## Start MATERIAL
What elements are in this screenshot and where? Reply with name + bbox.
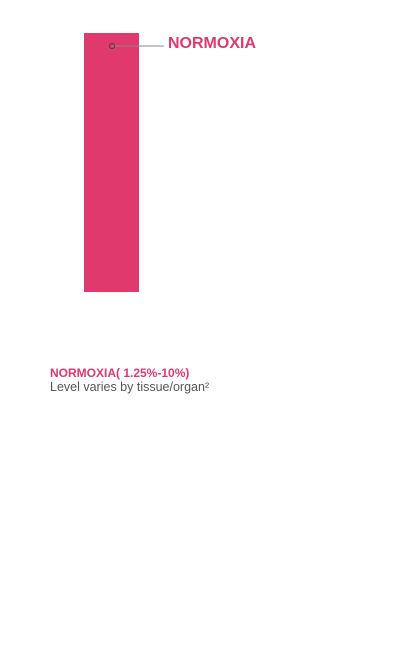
caption: NORMOXIA( 1.25%-10%) Level varies by tis… [50,366,390,395]
caption-note: Level varies by tissue/organ² [50,380,390,395]
caption-title: NORMOXIA( 1.25%-10%) [50,366,390,380]
normoxia-bar [84,33,139,292]
leader-line [108,40,168,52]
normoxia-bar-label: NORMOXIA [168,36,256,52]
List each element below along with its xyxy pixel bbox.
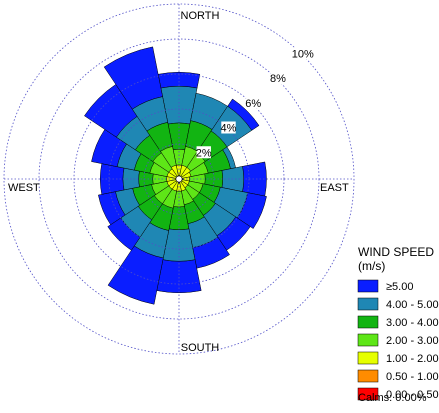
legend-items: ≥5.00 4.00 - 5.00 3.00 - 4.00 2.00 - 3.00 1.…: [357, 279, 439, 401]
legend-swatch-5: [357, 369, 379, 383]
tick-label-bg-8: [270, 72, 286, 85]
legend-label-0: ≥5.00: [386, 281, 413, 293]
radial-tick-labels: 2% 4% 6% 8% 10%: [196, 47, 314, 159]
legend-swatch-4: [357, 351, 379, 365]
tick-label-6: 6%: [245, 98, 261, 110]
legend-swatch-1: [357, 297, 379, 311]
legend-title-line1: WIND SPEED: [358, 245, 434, 259]
tick-label-2: 2%: [196, 147, 212, 159]
tick-label-bg-2: [196, 146, 211, 159]
legend-label-2: 3.00 - 4.00: [386, 317, 439, 329]
tick-label-4: 4%: [221, 123, 237, 135]
tick-label-10: 10%: [292, 48, 314, 60]
legend: WIND SPEED (m/s) ≥5.00 4.00 - 5.00 3.00 - …: [357, 245, 439, 404]
compass-east-label: EAST: [320, 182, 349, 194]
petal-nnw-bin-2: [170, 164, 180, 180]
compass-west-label: WEST: [8, 182, 40, 194]
wind-rose-petals: [84, 46, 267, 305]
calms-label: Calms: 0.00%: [358, 392, 427, 404]
tick-label-bg-6: [246, 96, 261, 109]
legend-swatch-3: [357, 333, 379, 347]
legend-swatch-6: [357, 387, 379, 401]
center-hub: [175, 175, 183, 183]
compass-north-label: NORTH: [181, 10, 220, 22]
legend-label-1: 4.00 - 5.00: [386, 299, 439, 311]
legend-label-3: 2.00 - 3.00: [386, 335, 439, 347]
legend-label-6: 0.00 - 0.50: [386, 389, 439, 401]
radial-grid: [3, 3, 355, 355]
legend-swatch-2: [357, 315, 379, 329]
tick-label-8: 8%: [270, 73, 286, 85]
tick-label-bg-10: [292, 47, 314, 60]
compass-south-label: SOUTH: [181, 342, 220, 354]
legend-title-line2: (m/s): [358, 259, 385, 273]
tick-label-bg-4: [221, 121, 236, 134]
legend-swatch-0: [357, 279, 379, 293]
legend-label-4: 1.00 - 2.00: [386, 353, 439, 365]
legend-label-5: 0.50 - 1.00: [386, 371, 439, 383]
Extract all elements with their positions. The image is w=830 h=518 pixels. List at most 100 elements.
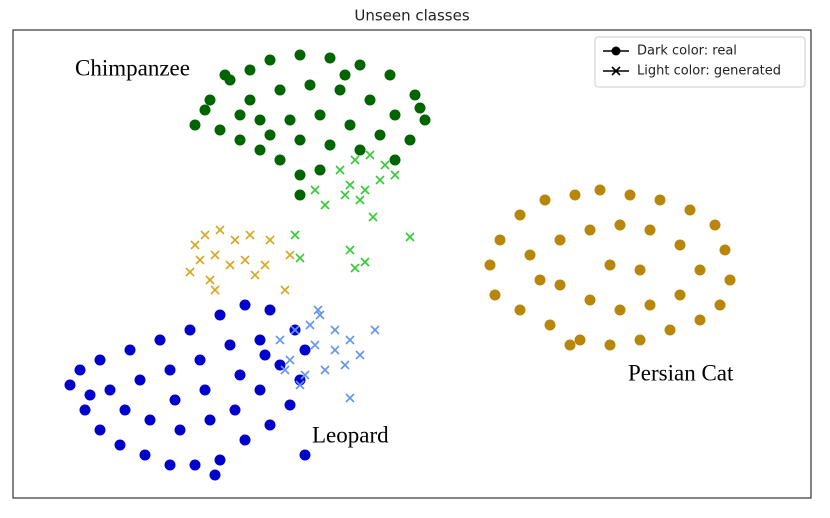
- dot-marker: [284, 114, 296, 126]
- dot-marker: [239, 434, 251, 446]
- dot-marker: [254, 334, 266, 346]
- dot-marker: [354, 59, 366, 71]
- dot-marker: [624, 189, 636, 201]
- dot-marker: [154, 334, 166, 346]
- x-marker: [320, 365, 330, 375]
- dot-marker: [644, 224, 656, 236]
- dot-marker: [194, 354, 206, 366]
- dot-marker: [164, 364, 176, 376]
- dot-marker: [299, 449, 311, 461]
- dot-marker: [314, 109, 326, 121]
- legend: Dark color: real Light color: generated: [594, 36, 806, 88]
- dot-marker: [569, 189, 581, 201]
- x-marker: [350, 263, 360, 273]
- dot-marker: [494, 234, 506, 246]
- dot-marker: [634, 334, 646, 346]
- dot-marker: [244, 94, 256, 106]
- dot-marker: [484, 259, 496, 271]
- dot-marker: [674, 289, 686, 301]
- dot-marker: [324, 52, 336, 64]
- x-marker: [355, 350, 365, 360]
- dot-marker: [544, 319, 556, 331]
- x-marker: [280, 285, 290, 295]
- x-marker: [350, 155, 360, 165]
- annotation: Chimpanzee: [75, 55, 190, 80]
- dot-marker: [644, 299, 656, 311]
- dot-marker: [514, 209, 526, 221]
- dot-marker: [119, 404, 131, 416]
- x-marker: [290, 230, 300, 240]
- dot-marker: [334, 84, 346, 96]
- dot-marker: [174, 424, 186, 436]
- dot-marker: [584, 224, 596, 236]
- dot-marker: [664, 324, 676, 336]
- dot-marker: [254, 114, 266, 126]
- dot-marker: [239, 299, 251, 311]
- dot-marker: [189, 459, 201, 471]
- dot-marker: [389, 109, 401, 121]
- x-marker: [313, 305, 323, 315]
- series: [189, 49, 431, 201]
- dot-marker: [304, 79, 316, 91]
- dot-marker: [74, 364, 86, 376]
- dot-marker: [204, 414, 216, 426]
- dot-marker: [314, 164, 326, 176]
- dot-marker: [694, 314, 706, 326]
- x-marker: [611, 66, 621, 76]
- x-marker: [215, 225, 225, 235]
- x-marker: [185, 267, 195, 277]
- dot-marker: [259, 349, 271, 361]
- dot-marker: [224, 339, 236, 351]
- dot-marker: [524, 249, 536, 261]
- dot-marker: [294, 134, 306, 146]
- dot-marker: [199, 384, 211, 396]
- dot-marker: [294, 189, 306, 201]
- dot-marker: [614, 304, 626, 316]
- x-marker: [305, 320, 315, 330]
- dot-marker: [134, 374, 146, 386]
- dot-marker: [594, 184, 606, 196]
- x-marker: [210, 250, 220, 260]
- dot-marker: [364, 94, 376, 106]
- dot-marker: [124, 344, 136, 356]
- x-marker: [345, 245, 355, 255]
- x-marker: [275, 335, 285, 345]
- dot-marker: [114, 439, 126, 451]
- dot-marker: [214, 124, 226, 136]
- x-marker: [330, 325, 340, 335]
- dot-marker: [684, 204, 696, 216]
- dot-marker: [294, 49, 306, 61]
- dot-marker: [604, 339, 616, 351]
- dot-marker: [554, 279, 566, 291]
- dot-marker: [234, 109, 246, 121]
- dot-marker: [199, 104, 211, 116]
- dot-marker: [514, 304, 526, 316]
- dot-marker: [539, 194, 551, 206]
- x-marker: [345, 180, 355, 190]
- series: [290, 150, 415, 273]
- dot-marker: [234, 369, 246, 381]
- x-marker: [300, 370, 310, 380]
- x-marker: [310, 185, 320, 195]
- dot-marker: [254, 144, 266, 156]
- dot-marker: [564, 339, 576, 351]
- annotations: Chimpanzee Persian Cat Leopard: [75, 55, 734, 447]
- x-marker: [320, 200, 330, 210]
- dot-marker: [374, 129, 386, 141]
- series: [275, 305, 380, 403]
- dot-marker: [604, 259, 616, 271]
- dot-marker: [614, 219, 626, 231]
- series: [185, 225, 295, 295]
- dot-marker: [164, 459, 176, 471]
- x-marker: [355, 195, 365, 205]
- dot-marker: [384, 69, 396, 81]
- dot-marker: [324, 139, 336, 151]
- x-marker: [230, 235, 240, 245]
- x-marker: [285, 250, 295, 260]
- dot-marker: [234, 134, 246, 146]
- dot-marker: [64, 379, 76, 391]
- dot-marker: [219, 69, 231, 81]
- x-marker: [345, 393, 355, 403]
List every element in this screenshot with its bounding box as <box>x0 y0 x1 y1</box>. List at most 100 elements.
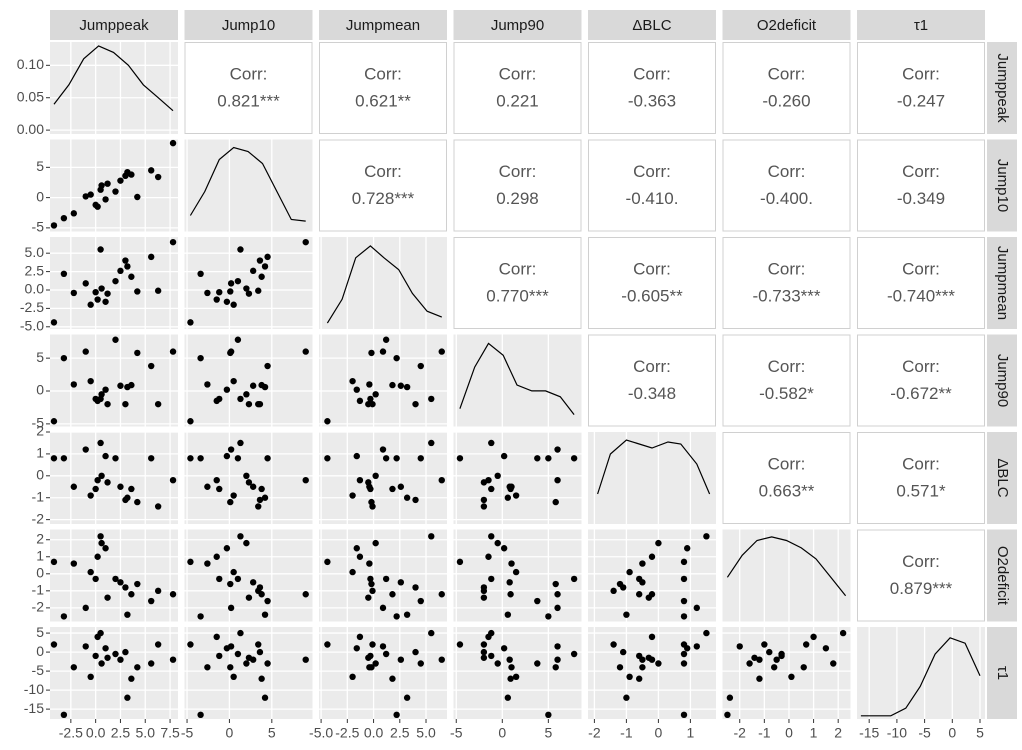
scatter-point <box>488 629 495 637</box>
scatter-point <box>356 633 364 641</box>
scatter-point <box>255 641 262 648</box>
panel-background <box>319 334 447 427</box>
corr-panel <box>857 42 985 134</box>
row-strip-label: Jumppeak <box>994 53 1011 123</box>
x-tick-label: 5 <box>544 725 552 741</box>
scatter-point <box>128 381 135 389</box>
scatter-point <box>570 575 578 583</box>
corr-panel <box>857 334 985 427</box>
x-tick-label: 0 <box>655 725 663 741</box>
scatter-point <box>148 660 155 667</box>
scatter-point <box>368 664 375 671</box>
y-tick-label: 0.0 <box>25 281 45 297</box>
scatter-point <box>648 633 656 641</box>
column-strip <box>722 10 851 40</box>
scatter-point <box>382 336 390 343</box>
row-strip <box>987 627 1017 719</box>
scatter-point <box>636 675 643 682</box>
corr-value: 0.571* <box>896 481 946 500</box>
scatter-point <box>213 476 220 484</box>
y-tick-label: 0 <box>36 467 44 483</box>
corr-label: Corr: <box>364 162 402 181</box>
scatter-point <box>112 336 119 343</box>
scatter-point <box>204 289 211 297</box>
corr-label: Corr: <box>768 357 806 376</box>
scatter-point <box>349 377 356 385</box>
scatter-point <box>480 654 488 661</box>
scatter-point <box>680 597 688 605</box>
scatter-point <box>237 246 244 253</box>
scatter-point <box>512 568 520 576</box>
row-strip-label: ΔBLC <box>994 458 1011 497</box>
scatter-point <box>368 580 375 588</box>
scatter-point <box>379 348 387 355</box>
scatter-point <box>243 660 250 667</box>
scatter-point <box>134 580 141 588</box>
scatter-point <box>356 476 364 484</box>
corr-label: Corr: <box>902 64 940 83</box>
scatter-point <box>261 611 269 618</box>
scatter-point <box>97 629 104 637</box>
scatter-point <box>204 560 211 567</box>
scatter-point <box>372 391 379 398</box>
scatter-point <box>128 591 135 598</box>
scatter-point <box>227 664 234 671</box>
x-tick-label: -2.5 <box>59 725 83 741</box>
scatter-point <box>197 455 204 462</box>
scatter-point <box>610 587 617 595</box>
scatter-point <box>570 455 578 462</box>
corr-panel <box>857 529 985 622</box>
y-tick-label: -10 <box>24 681 44 697</box>
scatter-point <box>197 613 204 620</box>
scatter-point <box>122 648 129 656</box>
scatter-point <box>243 391 250 398</box>
scatter-point <box>506 656 513 663</box>
scatter-point <box>655 660 662 667</box>
scatter-point <box>302 591 309 598</box>
scatter-point <box>365 594 372 601</box>
x-tick-label: 1 <box>687 725 695 741</box>
scatter-point <box>70 381 78 388</box>
scatter-point <box>245 479 253 486</box>
scatter-point <box>102 196 109 203</box>
density-curve <box>189 146 306 222</box>
scatter-point <box>87 492 94 499</box>
scatter-point <box>417 597 424 605</box>
y-tick-label: 5.0 <box>25 244 45 260</box>
corr-panel <box>453 42 582 134</box>
scatter-point <box>124 611 131 618</box>
scatter-point <box>98 391 105 398</box>
scatter-point <box>773 656 780 663</box>
scatter-point <box>264 597 271 605</box>
scatter-point <box>485 553 492 560</box>
scatter-point <box>680 575 688 583</box>
scatter-point <box>249 483 257 490</box>
scatter-point <box>382 650 390 658</box>
x-tick-label: -2.5 <box>335 725 359 741</box>
y-tick-label: -1 <box>32 582 45 598</box>
scatter-point <box>112 575 119 583</box>
scatter-point <box>494 472 501 480</box>
panel-background <box>588 432 716 524</box>
scatter-point <box>480 594 488 601</box>
panel-background <box>722 529 851 622</box>
scatter-point <box>554 643 561 650</box>
scatter-point <box>234 455 242 462</box>
scatter-point <box>204 483 211 490</box>
scatter-point <box>216 575 223 583</box>
scatter-point <box>623 611 630 618</box>
corr-value: 0.728*** <box>352 189 415 208</box>
scatter-point <box>245 594 253 601</box>
column-strip <box>453 10 582 40</box>
panel-background <box>722 627 851 719</box>
scatter-point <box>552 664 559 671</box>
scatter-point <box>703 533 710 540</box>
scatter-point <box>500 545 508 552</box>
x-tick-label: 2 <box>834 725 842 741</box>
corr-panel <box>722 42 851 134</box>
scatter-point <box>104 400 111 408</box>
scatter-point <box>756 656 763 663</box>
scatter-point <box>382 455 390 462</box>
scatter-point <box>112 650 119 658</box>
scatter-point <box>488 439 495 447</box>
## End MATERIAL
• **TASK PROMPT**: Quote the lines of the material above from the line with "scatter-point <box>488 629 495 637</box>" to the line with "corr-panel <box>857 42 985 134</box>", both included, copying each one unchanged.

• **TASK OUTPUT**:
scatter-point <box>488 629 495 637</box>
scatter-point <box>356 633 364 641</box>
scatter-point <box>255 641 262 648</box>
panel-background <box>319 334 447 427</box>
corr-panel <box>857 42 985 134</box>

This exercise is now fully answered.